**Text block**.
================
Early in 2013, US Attorney General Eric Holder issued a report on online theft in which he said that companies fall into two categories: Those who have been hacked and know it, and those who have been hacked and don’t know it.
In March 2013, the director of US National Intelligence, General James Clapper, went before the US Congress and said, “We have a new Number One threat: It’s not terrorism or nuclear weapons. It’s cyber attack.” Appearing with Clapper was Keith Alexander, the four-star general in charge of the US Cyber Command, who said cybercrime constitutes the largest transfer of wealth in history.
Much of the cybercrime activity these experts warn about takes the form of cyber espionage. Espionage used to involve recruiting a guy who worked for another country to spy for you. You’d pay him a lot of money and he’d get a little bit of information, but eventually he’d get caught and killed. It was a messy business. But with cyber espionage, spies sit at home, in Shanghai or Kiev, and hack their way into American, European and Japanese companies, targeting research and development (R&D) data and plans.
I recently saw one company that had spent eight years and US$1.3 billion on just one R&D project, only to have Chinese hackers break in and steal it all in one afternoon. And it’s not just R&D. Every company has valuable information: Customer lists, plans for new products, etc. But those firewalls, and that antivirus system and that intrusion prevention system you bought? None of that is stopping them from getting in and stealing the crown jewels.
What can you, as a company, do to fight cybercrime and cyber espionage? First, use your muscle and your voice to create better technology that works. We’re still using the same generation of technology to defend our networks that we were using in 1998.
I’m advising my clients to stop thinking about the perimeter defense. Stop thinking you can protect yourself with antivirus and firewalls and intrusion-detection systems. Think instead about two things: What are the crown jewels of your company? And what is the worst-case scenario?
Every time I do a crown-jewels exercise with a company, we find a different answer than the CEO expected. Determine what and where your crown jewels are, then harden and protect that.
Once you identify the crown jewels, determine the worst-case scenario.It might be losing the crown jewels,or it might be something else. Design systems to minimize and prevent that, and to be resilient when it happens. Then, train for it. I’ve been in too many companies where they just realized they’ve been breached and there’s no plan. They’ve never drilled it. Don’t make your first crisis situation be the real one: Address it in advance of that disaster happening. Because it’s only a matter of time.
================
**Dataset records**.
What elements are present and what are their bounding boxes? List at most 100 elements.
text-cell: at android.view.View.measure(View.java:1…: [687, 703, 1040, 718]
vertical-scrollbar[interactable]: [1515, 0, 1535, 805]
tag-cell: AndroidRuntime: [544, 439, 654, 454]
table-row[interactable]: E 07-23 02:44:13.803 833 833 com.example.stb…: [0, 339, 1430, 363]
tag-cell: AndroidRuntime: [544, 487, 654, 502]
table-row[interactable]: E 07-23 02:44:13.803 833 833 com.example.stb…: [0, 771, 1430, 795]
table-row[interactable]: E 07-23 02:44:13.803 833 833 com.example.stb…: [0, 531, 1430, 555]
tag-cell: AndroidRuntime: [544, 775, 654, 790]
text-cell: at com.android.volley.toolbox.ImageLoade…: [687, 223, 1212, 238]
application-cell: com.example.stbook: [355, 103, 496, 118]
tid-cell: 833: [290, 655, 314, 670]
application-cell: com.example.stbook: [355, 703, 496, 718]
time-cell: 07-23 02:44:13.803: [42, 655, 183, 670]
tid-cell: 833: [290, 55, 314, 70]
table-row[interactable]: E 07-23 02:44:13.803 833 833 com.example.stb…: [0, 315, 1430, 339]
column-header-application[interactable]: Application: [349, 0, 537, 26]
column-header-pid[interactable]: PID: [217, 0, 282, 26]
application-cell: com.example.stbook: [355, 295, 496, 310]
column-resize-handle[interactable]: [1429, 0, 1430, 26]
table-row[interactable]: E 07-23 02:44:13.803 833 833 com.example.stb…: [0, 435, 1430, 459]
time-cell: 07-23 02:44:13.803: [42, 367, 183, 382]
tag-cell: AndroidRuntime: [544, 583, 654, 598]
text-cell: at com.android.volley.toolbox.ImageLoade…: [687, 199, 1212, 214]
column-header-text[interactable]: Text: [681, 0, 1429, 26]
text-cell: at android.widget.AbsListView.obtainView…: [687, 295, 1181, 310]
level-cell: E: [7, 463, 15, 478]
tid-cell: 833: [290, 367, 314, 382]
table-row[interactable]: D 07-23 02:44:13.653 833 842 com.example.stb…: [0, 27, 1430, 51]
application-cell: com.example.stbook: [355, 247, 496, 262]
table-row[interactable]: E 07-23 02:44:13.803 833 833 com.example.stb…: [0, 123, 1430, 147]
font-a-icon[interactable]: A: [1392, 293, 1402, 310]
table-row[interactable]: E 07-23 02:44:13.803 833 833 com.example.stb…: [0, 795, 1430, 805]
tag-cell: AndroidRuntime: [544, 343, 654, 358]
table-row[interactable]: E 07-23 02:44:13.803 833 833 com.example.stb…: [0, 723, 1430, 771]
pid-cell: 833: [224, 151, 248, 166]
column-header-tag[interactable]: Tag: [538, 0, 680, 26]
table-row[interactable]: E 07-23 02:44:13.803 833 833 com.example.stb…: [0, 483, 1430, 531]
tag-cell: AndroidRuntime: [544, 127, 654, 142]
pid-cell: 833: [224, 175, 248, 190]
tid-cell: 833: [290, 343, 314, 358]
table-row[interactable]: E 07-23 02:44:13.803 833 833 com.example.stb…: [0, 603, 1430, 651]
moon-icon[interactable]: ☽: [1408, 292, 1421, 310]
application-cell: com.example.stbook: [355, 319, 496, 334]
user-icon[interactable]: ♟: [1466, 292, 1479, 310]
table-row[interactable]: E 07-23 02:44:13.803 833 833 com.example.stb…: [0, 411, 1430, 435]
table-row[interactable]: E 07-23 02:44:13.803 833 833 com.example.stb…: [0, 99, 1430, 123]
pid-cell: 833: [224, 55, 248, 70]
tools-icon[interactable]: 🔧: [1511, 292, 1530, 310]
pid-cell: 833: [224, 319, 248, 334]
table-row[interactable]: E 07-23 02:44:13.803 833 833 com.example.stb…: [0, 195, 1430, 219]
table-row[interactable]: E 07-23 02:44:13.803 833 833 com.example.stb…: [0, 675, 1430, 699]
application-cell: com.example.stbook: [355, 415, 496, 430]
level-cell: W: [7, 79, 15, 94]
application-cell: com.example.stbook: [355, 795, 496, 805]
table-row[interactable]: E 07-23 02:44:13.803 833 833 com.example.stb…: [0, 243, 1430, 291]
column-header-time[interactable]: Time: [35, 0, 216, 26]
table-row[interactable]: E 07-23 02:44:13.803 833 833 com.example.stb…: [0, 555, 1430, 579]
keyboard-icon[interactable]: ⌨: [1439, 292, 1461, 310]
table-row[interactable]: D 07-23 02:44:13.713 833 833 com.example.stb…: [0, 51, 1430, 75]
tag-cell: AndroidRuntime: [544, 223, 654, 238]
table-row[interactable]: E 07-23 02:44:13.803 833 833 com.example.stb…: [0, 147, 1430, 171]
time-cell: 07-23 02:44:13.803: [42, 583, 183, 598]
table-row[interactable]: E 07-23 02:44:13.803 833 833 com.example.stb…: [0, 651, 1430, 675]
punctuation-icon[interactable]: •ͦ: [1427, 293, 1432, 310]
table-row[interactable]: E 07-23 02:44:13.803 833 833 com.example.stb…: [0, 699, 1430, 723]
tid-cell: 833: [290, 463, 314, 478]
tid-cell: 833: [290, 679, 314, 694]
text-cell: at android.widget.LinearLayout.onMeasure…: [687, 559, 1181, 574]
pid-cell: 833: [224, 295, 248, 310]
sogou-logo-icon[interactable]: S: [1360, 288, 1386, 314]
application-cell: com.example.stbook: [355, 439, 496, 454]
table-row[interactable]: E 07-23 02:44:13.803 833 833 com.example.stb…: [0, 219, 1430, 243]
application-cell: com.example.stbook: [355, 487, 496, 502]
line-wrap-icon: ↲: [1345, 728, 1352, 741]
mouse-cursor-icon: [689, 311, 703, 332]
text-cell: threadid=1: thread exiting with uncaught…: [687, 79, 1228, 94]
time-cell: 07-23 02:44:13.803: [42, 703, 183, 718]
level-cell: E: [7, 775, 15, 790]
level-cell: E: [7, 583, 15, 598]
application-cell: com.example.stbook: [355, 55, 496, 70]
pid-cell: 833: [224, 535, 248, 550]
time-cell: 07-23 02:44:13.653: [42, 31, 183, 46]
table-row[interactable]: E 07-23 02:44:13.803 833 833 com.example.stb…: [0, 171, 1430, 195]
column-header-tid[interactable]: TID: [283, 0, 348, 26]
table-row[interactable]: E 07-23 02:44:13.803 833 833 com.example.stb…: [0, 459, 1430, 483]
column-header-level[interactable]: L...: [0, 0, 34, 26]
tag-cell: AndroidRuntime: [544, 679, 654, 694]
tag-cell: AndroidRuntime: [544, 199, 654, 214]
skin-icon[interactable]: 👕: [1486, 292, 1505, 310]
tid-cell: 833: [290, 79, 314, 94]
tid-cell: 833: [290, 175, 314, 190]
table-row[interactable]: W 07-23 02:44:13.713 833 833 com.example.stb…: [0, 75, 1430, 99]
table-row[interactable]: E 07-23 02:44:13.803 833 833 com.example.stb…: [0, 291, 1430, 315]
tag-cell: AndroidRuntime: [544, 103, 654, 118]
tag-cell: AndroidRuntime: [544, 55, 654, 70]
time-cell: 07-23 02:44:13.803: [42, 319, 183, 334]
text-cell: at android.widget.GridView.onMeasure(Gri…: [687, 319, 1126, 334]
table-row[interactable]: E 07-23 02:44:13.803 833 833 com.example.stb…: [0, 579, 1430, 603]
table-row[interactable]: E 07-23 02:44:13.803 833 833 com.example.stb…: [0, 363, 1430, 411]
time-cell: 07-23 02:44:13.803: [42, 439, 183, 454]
================
**Task brief**.
Can you reproduce the whole cyber espionage piece above, word for word?

**Solution to this problem**.
Early in 2013, US Attorney General Eric Holder issued a report on online theft in which he said that companies fall into two categories: Those who have been hacked and know it, and those who have been hacked and don’t know it.
In March 2013, the director of US National Intelligence, General James Clapper, went before the US Congress and said, “We have a new Number One threat: It’s not terrorism or nuclear weapons. It’s cyber attack.” Appearing with Clapper was Keith Alexander, the four-star general in charge of the US Cyber Command, who said cybercrime constitutes the largest transfer of wealth in history.
Much of the cybercrime activity these experts warn about takes the form of cyber espionage. Espionage used to involve recruiting a guy who worked for another country to spy for you. You’d pay him a lot of money and he’d get a little bit of information, but eventually he’d get caught and killed. It was a messy business. But with cyber espionage, spies sit at home, in Shanghai or Kiev, and hack their way into American, European and Japanese companies, targeting research and development (R&D) data and plans.
I recently saw one company that had spent eight years and US$1.3 billion on just one R&D project, only to have Chinese hackers break in and steal it all in one afternoon. And it’s not just R&D. Every company has valuable information: Customer lists, plans for new products, etc. But those firewalls, and that antivirus system and that intrusion prevention system you bought? None of that is stopping them from getting in and stealing the crown jewels.
What can you, as a company, do to fight cybercrime and cyber espionage? First, use your muscle and your voice to create better technology that works. We’re still using the same generation of technology to defend our networks that we were using in 1998.
I’m advising my clients to stop thinking about the perimeter defense. Stop thinking you can protect yourself with antivirus and firewalls and intrusion-detection systems. Think instead about two things: What are the crown jewels of your company? And what is the worst-case scenario?
Every time I do a crown-jewels exercise with a company, we find a different answer than the CEO expected. Determine what and where your crown jewels are, then harden and protect that.
Once you identify the crown jewels, determine the worst-case scenario.It might be losing the crown jewels,or it might be something else. Design systems to minimize and prevent that, and to be resilient when it happens. Then, train for it. I’ve been in too many companies where they just realized they’ve been breached and there’s no plan. They’ve never drilled it. Don’t make your first crisis situation be the real one: Address it in advance of that disaster happening. Because it’s only a matter of time.